Select and copy out every line in the records containing "date".

---------- Provided material

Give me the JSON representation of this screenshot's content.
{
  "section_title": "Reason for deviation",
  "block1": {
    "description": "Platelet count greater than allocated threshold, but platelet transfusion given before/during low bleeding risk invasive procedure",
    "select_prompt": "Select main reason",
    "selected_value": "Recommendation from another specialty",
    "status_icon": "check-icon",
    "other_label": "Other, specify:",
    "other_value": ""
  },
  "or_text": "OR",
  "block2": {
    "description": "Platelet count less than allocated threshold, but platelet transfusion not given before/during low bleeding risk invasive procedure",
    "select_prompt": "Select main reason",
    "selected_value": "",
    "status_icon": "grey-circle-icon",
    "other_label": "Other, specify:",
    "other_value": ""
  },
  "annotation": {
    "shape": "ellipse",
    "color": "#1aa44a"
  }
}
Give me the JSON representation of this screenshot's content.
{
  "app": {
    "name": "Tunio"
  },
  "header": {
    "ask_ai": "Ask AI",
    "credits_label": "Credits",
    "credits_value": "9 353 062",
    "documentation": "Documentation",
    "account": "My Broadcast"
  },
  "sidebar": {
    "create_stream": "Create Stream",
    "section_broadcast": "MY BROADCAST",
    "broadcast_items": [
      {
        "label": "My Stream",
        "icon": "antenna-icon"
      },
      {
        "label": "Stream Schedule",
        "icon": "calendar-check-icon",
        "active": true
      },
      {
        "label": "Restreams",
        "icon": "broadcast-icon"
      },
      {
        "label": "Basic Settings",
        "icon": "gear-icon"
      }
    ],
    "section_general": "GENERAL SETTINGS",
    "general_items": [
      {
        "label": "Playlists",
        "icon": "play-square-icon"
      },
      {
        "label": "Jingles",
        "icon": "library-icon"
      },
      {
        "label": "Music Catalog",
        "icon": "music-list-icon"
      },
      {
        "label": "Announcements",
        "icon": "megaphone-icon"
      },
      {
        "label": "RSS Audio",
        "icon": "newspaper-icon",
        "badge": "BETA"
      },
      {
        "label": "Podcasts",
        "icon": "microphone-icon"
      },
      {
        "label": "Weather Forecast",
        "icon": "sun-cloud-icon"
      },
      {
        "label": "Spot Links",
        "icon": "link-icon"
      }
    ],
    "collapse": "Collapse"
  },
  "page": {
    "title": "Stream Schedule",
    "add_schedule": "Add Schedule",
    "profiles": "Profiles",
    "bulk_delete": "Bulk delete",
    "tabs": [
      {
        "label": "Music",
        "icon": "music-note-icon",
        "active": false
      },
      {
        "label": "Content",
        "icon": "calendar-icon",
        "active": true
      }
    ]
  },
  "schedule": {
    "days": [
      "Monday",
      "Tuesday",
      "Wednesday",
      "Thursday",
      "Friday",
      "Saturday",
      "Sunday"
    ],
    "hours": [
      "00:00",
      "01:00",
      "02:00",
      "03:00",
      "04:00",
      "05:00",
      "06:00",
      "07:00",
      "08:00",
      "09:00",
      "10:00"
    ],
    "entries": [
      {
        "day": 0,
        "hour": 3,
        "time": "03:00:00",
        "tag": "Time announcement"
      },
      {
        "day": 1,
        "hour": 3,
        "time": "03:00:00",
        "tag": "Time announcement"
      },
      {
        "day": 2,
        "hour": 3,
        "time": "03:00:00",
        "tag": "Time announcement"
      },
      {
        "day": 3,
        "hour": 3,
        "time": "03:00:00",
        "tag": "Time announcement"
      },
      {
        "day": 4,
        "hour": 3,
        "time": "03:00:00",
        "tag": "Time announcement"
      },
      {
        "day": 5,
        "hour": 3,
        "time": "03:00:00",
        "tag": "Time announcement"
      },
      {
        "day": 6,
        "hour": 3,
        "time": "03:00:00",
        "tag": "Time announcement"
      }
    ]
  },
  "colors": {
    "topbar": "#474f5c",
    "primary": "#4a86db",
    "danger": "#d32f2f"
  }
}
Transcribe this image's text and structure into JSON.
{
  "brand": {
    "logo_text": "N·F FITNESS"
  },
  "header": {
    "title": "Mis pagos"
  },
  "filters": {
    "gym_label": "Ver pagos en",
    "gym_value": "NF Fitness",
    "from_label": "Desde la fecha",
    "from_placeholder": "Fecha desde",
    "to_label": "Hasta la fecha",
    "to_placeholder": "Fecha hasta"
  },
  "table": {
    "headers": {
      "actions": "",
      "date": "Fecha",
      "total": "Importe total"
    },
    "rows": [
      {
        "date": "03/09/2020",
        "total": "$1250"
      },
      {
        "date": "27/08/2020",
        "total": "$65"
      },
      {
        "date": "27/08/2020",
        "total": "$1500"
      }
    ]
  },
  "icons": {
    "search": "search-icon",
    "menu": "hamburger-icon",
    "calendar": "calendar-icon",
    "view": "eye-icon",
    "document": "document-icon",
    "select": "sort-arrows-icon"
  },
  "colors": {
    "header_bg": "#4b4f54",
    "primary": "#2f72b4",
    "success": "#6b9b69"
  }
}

--------------------

- _The solution_
      "date": "Fecha",
        "date": "03/09/2020",
        "date": "27/08/2020",
        "date": "27/08/2020",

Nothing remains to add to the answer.